Entries with figure data:

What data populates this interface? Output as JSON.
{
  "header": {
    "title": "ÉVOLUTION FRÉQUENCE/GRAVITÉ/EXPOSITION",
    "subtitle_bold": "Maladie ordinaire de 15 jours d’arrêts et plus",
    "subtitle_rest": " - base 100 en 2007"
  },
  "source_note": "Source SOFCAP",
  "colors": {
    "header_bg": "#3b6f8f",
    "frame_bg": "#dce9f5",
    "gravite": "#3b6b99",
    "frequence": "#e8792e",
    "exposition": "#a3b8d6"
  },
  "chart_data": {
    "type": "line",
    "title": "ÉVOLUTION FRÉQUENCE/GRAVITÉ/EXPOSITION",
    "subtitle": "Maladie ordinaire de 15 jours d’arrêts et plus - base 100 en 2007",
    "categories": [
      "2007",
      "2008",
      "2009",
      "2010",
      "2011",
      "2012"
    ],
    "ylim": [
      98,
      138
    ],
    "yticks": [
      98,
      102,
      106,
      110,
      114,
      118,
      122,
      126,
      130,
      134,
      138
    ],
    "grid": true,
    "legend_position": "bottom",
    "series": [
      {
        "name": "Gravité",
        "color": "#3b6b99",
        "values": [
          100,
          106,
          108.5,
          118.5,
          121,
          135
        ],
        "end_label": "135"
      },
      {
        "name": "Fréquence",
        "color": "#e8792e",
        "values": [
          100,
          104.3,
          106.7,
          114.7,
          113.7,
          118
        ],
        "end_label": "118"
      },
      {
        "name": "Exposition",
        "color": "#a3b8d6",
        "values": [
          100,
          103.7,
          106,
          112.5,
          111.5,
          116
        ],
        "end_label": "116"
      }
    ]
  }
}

Task →
Your task is to repeat the data exactly, with nothing left out.

Final result →
What data populates this interface? Output as JSON.
{
  "header": {
    "title": "ÉVOLUTION FRÉQUENCE/GRAVITÉ/EXPOSITION",
    "subtitle_bold": "Maladie ordinaire de 15 jours d’arrêts et plus",
    "subtitle_rest": " - base 100 en 2007"
  },
  "source_note": "Source SOFCAP",
  "colors": {
    "header_bg": "#3b6f8f",
    "frame_bg": "#dce9f5",
    "gravite": "#3b6b99",
    "frequence": "#e8792e",
    "exposition": "#a3b8d6"
  },
  "chart_data": {
    "type": "line",
    "title": "ÉVOLUTION FRÉQUENCE/GRAVITÉ/EXPOSITION",
    "subtitle": "Maladie ordinaire de 15 jours d’arrêts et plus - base 100 en 2007",
    "categories": [
      "2007",
      "2008",
      "2009",
      "2010",
      "2011",
      "2012"
    ],
    "ylim": [
      98,
      138
    ],
    "yticks": [
      98,
      102,
      106,
      110,
      114,
      118,
      122,
      126,
      130,
      134,
      138
    ],
    "grid": true,
    "legend_position": "bottom",
    "series": [
      {
        "name": "Gravité",
        "color": "#3b6b99",
        "values": [
          100,
          106,
          108.5,
          118.5,
          121,
          135
        ],
        "end_label": "135"
      },
      {
        "name": "Fréquence",
        "color": "#e8792e",
        "values": [
          100,
          104.3,
          106.7,
          114.7,
          113.7,
          118
        ],
        "end_label": "118"
      },
      {
        "name": "Exposition",
        "color": "#a3b8d6",
        "values": [
          100,
          103.7,
          106,
          112.5,
          111.5,
          116
        ],
        "end_label": "116"
      }
    ]
  }
}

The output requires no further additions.